### Reading passage
It’s incredibly difficult to do work for hire. Having indies being able to publish directly [Symons mentions Steam, ID@Xbox, and Sony’s indie outreach – Ed.], it’s kind of solved half the problem. The other half of the problem is the funding in the first place, which Kickstarter helps. But, it’s been an interesting time. Certainly the changes in allowing self-publishing have allowed us to have half work for hire and half of our own stuff, which makes us way more stable.

How do you guys handle sports licensing in your games?
We’ve avoided licenses for our own games that we do. We actually were the first guys to make cross-platform player creation. We will put out a game like Cricket or Lacrosse that has no licensed players in it, maybe one or two. But mostly no licenses. Then our community will make players and share them. The next step is with uniforms and stadiums. We’ve almost been making sports tool boxes. All [other] games, licensed or not will have it going forward.

Will the license holders get mad that fans have more or less included their licenses in your games?
I suspect they will. However, we’re operating like an ISP. We’ve given you an empty canvas, and if a rights holder complains to us, we remove it. We’ve never had a rights holder complain. It’s an interesting balance because for us these niche sports need a video game for marketing. Without a video game, there’s a whole in their plan, because kids aren’t playing their stuff, right? So, we have this problem in Australia. FIFA is one of the best-selling games in Australia, and a lot of our indigenous sports don’t have games. It’s a huge problem because all the kids are playing FIFA. They know the European player names, but they don’t know the local guys. So, it’s a big issue. As EA and 2K limit to just being basketball, baseball, and football there will be a lot of new sports in America that kids aren’t going to know.

Are there other directions or sports you want to get into?
Sport is it. It makes economic sense. It makes sense for us, because that’s what we love to do. We are wired in it. The other thing is, in terms of longevity of business, if I make movie tie-ins, I don’t know if there’s going to be another movie, I don’t know if the movie is going to be a flop, I don’t even know if I’m going to get the job. Whereas if I do sport, I can own it. Own it in the sense of own that real estate. I look at the sports that EA won’t do, they’re the sports I do.

### Provided material
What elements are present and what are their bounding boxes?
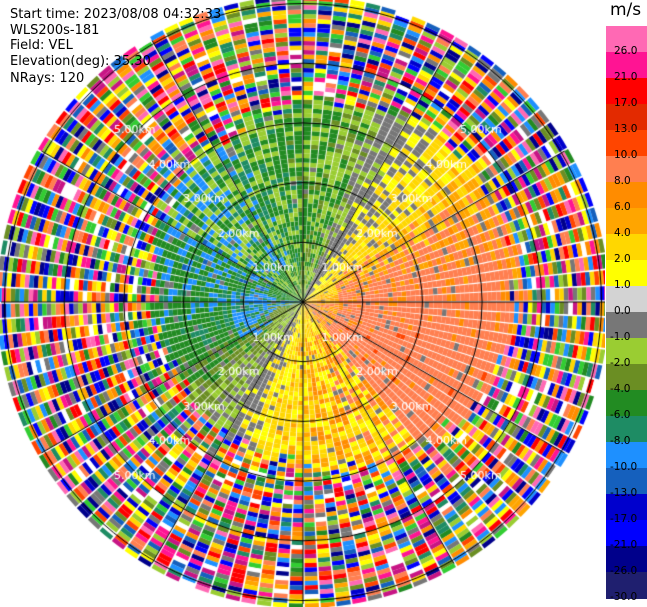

### Required task 1
In the interview, why does sport make more sense for the studio's long-term business than movie tie-ins?
### Required task 2
Can you echo the interview's text between "Are there other" and "sports I do.", inclusive?

### Exercise output 1
With movie tie-ins, there's no knowing whether another movie will follow, whether the movie will flop, or even whether the studio will get the job. With sport, the studio can own it, in the sense of owning that real estate.

### Exercise output 2
Are there other directions or sports you want to get into?
Sport is it. It makes economic sense. It makes sense for us, because that’s what we love to do. We are wired in it. The other thing is, in terms of longevity of business, if I make movie tie-ins, I don’t know if there’s going to be another movie, I don’t know if the movie is going to be a flop, I don’t even know if I’m going to get the job. Whereas if I do sport, I can own it. Own it in the sense of own that real estate. I look at the sports that EA won’t do, they’re the sports I do.